→ **SET TASK**
Scan the records for the word "price". Copy each line that includes it.

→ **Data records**
>> begin
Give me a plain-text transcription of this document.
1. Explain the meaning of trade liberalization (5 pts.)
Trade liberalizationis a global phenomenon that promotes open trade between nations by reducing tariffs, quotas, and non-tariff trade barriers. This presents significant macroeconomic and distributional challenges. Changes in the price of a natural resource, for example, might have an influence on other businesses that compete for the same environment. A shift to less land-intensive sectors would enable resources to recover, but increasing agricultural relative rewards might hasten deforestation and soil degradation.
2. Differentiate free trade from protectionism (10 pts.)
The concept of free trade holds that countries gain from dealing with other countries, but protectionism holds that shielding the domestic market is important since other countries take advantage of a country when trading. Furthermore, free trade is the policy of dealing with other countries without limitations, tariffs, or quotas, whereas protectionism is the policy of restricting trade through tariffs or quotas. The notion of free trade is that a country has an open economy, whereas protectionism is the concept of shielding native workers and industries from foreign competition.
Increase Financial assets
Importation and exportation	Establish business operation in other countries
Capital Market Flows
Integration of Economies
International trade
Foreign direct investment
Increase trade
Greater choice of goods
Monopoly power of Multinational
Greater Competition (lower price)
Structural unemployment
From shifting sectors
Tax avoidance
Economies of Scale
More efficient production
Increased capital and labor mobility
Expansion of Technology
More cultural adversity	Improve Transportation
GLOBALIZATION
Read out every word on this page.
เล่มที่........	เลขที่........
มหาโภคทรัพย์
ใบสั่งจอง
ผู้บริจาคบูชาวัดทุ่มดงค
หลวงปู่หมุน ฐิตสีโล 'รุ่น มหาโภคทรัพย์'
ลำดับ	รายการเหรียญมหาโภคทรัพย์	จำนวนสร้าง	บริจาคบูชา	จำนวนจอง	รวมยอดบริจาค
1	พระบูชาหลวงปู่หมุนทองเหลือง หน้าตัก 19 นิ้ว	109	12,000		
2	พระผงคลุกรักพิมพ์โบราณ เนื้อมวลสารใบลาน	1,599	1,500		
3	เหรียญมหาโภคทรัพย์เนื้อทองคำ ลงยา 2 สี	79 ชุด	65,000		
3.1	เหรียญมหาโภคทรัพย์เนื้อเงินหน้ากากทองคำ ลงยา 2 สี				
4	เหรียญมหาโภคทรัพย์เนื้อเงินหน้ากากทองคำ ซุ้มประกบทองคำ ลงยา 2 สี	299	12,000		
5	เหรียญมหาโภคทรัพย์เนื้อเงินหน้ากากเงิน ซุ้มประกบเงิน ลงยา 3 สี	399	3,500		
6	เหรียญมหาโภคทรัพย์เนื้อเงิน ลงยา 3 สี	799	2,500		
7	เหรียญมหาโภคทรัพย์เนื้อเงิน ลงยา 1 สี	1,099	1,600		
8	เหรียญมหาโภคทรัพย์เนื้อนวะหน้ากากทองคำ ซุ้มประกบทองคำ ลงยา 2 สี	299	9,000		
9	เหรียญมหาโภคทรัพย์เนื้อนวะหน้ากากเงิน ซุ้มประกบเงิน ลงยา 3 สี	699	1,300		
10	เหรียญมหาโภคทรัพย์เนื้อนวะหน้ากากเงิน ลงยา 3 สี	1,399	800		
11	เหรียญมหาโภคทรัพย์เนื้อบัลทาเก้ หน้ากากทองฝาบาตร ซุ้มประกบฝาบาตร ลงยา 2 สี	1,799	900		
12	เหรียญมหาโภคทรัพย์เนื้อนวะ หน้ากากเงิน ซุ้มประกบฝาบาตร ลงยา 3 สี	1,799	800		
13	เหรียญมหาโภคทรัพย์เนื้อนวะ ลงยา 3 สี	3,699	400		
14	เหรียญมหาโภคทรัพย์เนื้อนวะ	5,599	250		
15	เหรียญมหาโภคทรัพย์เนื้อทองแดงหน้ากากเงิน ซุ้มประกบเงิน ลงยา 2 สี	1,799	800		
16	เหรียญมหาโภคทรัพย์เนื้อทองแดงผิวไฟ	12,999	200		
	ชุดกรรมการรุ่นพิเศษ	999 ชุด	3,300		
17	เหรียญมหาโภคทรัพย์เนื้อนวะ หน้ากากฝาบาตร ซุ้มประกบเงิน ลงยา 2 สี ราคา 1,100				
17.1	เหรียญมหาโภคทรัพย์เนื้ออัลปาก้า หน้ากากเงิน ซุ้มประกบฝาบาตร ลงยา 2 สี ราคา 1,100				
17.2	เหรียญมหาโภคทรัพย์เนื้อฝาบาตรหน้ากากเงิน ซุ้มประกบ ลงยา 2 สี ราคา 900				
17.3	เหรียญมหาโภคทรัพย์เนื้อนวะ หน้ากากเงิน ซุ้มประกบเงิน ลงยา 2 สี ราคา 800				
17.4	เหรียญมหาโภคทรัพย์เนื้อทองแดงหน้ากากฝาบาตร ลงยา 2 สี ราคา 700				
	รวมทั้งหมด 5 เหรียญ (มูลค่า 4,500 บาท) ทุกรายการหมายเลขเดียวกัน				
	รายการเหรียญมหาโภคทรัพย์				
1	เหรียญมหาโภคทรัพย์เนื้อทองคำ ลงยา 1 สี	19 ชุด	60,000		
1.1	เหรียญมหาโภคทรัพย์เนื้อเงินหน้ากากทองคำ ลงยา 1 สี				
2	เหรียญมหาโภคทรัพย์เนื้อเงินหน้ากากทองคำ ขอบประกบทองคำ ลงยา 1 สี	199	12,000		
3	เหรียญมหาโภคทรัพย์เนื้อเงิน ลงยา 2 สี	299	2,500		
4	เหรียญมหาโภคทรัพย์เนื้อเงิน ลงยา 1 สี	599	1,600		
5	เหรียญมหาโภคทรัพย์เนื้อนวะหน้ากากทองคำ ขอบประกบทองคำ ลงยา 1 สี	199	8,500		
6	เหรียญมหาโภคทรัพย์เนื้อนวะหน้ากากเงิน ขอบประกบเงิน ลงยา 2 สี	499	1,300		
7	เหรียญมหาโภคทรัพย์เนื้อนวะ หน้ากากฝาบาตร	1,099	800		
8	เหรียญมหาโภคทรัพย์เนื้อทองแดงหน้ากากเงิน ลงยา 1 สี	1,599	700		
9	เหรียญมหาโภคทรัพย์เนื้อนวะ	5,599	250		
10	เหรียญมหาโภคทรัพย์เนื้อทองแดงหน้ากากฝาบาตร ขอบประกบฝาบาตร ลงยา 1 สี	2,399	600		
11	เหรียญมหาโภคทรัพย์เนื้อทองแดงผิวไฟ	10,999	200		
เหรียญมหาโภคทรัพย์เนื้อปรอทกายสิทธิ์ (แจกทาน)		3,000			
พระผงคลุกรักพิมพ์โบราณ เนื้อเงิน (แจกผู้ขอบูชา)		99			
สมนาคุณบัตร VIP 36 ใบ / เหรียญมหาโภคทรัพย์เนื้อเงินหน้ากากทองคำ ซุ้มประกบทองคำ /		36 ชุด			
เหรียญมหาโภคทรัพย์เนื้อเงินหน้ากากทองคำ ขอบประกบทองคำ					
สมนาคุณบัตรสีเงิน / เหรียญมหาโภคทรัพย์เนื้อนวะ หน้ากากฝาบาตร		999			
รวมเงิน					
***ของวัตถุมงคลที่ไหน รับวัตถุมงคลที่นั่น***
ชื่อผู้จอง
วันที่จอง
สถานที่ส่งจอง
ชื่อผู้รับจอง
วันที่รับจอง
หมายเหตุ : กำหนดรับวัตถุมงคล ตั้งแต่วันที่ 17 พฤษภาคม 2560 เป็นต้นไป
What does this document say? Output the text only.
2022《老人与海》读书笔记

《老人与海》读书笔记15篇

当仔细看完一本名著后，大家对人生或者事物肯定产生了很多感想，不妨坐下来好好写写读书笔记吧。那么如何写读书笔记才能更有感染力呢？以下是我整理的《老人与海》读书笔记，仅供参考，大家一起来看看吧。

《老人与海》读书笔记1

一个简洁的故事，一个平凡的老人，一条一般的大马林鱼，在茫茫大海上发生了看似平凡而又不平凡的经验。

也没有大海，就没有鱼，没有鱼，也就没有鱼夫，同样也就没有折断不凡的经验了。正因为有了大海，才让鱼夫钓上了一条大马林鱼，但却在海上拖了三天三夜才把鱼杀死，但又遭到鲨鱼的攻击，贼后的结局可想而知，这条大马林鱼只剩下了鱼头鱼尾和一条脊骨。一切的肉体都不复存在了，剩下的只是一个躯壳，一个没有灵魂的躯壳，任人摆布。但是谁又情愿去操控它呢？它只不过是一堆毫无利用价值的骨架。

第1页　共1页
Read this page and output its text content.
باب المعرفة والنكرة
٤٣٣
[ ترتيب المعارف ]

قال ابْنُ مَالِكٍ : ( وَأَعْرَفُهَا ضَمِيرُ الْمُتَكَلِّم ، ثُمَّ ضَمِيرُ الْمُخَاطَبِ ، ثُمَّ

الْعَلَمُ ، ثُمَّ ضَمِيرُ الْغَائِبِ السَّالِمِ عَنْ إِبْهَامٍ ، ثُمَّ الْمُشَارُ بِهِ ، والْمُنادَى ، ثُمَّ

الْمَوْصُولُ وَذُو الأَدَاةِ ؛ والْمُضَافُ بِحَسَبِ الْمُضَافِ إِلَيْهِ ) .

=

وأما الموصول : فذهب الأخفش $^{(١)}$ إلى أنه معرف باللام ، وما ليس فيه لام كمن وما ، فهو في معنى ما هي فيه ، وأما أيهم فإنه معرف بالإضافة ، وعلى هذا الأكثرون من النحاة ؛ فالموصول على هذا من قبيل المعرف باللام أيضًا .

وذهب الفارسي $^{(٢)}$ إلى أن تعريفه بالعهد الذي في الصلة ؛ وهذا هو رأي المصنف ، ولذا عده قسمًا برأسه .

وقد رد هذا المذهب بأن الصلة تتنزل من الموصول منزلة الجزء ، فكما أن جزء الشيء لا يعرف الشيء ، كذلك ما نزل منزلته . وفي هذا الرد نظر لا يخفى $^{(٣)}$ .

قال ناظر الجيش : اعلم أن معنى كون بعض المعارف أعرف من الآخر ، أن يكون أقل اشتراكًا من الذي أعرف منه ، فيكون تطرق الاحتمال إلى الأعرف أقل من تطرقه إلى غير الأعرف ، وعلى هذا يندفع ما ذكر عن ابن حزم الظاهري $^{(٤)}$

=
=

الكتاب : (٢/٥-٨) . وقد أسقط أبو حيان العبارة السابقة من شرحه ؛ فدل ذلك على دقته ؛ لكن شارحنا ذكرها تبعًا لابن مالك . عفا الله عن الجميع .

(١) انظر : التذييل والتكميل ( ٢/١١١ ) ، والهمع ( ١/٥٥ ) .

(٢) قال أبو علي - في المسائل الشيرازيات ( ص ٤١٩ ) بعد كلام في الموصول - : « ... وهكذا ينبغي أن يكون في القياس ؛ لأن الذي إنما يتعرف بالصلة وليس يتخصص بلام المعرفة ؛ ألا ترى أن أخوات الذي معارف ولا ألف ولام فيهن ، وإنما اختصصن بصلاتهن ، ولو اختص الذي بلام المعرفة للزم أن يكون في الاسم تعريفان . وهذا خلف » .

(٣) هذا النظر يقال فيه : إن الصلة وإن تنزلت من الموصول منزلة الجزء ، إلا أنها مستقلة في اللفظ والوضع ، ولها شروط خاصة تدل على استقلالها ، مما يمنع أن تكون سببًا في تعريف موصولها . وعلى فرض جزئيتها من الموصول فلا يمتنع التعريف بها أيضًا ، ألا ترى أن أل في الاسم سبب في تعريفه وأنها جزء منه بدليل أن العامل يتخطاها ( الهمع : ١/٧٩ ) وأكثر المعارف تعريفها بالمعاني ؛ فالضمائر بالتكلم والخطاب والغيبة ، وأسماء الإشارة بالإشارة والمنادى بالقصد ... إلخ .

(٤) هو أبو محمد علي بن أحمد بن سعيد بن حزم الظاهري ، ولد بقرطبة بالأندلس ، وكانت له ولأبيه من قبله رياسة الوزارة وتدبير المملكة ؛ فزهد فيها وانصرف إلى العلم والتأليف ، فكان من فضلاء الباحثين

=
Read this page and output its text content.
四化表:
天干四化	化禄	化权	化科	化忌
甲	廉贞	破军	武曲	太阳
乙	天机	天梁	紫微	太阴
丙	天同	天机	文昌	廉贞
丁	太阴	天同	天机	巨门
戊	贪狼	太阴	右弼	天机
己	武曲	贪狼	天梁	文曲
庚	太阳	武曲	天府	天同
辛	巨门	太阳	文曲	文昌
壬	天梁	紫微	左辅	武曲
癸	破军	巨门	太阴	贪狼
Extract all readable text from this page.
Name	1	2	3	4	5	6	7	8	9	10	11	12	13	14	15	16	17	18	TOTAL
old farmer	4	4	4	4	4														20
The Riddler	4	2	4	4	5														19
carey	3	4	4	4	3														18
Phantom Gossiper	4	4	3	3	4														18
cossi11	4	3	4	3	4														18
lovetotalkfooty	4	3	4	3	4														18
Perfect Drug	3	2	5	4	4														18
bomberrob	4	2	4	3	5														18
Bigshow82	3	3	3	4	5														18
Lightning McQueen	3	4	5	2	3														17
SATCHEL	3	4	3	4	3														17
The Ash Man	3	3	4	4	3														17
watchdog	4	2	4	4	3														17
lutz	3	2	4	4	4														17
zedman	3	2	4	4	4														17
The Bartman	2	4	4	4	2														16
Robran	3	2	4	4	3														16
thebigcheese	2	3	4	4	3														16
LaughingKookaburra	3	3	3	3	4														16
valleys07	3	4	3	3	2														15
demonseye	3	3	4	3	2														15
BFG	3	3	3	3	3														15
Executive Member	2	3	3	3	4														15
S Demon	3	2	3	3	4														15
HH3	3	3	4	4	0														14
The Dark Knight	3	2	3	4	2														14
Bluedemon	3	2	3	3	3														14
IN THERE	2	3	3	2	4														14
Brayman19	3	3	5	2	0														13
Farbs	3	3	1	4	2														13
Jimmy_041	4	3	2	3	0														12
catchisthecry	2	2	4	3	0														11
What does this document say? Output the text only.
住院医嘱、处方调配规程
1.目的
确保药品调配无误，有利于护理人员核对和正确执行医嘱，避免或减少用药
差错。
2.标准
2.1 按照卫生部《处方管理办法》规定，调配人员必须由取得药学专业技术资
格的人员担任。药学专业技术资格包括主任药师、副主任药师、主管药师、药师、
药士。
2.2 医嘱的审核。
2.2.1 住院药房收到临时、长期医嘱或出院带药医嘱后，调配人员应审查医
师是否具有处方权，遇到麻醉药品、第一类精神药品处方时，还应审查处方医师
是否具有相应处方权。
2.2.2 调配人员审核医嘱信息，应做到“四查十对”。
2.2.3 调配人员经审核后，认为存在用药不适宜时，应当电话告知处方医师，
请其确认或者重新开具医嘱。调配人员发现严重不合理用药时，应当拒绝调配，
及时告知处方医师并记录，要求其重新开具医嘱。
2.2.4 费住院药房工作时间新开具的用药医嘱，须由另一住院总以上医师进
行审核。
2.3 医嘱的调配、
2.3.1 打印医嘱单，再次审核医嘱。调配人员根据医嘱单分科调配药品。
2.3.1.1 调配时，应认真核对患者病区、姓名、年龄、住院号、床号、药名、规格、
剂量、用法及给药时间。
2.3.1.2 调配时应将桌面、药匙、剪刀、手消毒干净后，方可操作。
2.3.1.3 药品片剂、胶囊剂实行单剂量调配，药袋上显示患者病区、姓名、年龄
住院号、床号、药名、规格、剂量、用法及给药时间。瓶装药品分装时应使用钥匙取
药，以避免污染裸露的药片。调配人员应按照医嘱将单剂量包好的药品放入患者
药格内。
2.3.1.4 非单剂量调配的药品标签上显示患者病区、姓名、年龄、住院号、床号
>> end
→ **FINAL RESULT**
Trade liberalizationis a global phenomenon that promotes open trade between nations by reducing tariffs, quotas, and non-tariff trade barriers. This presents significant macroeconomic and distributional challenges. Changes in the price of a natural resource, for example, might have an influence on other businesses that compete for the same environment. A shift to less land-intensive sectors would enable resources to recover, but increasing agricultural relative rewards might hasten deforestation and soil degradation.
Greater Competition (lower price)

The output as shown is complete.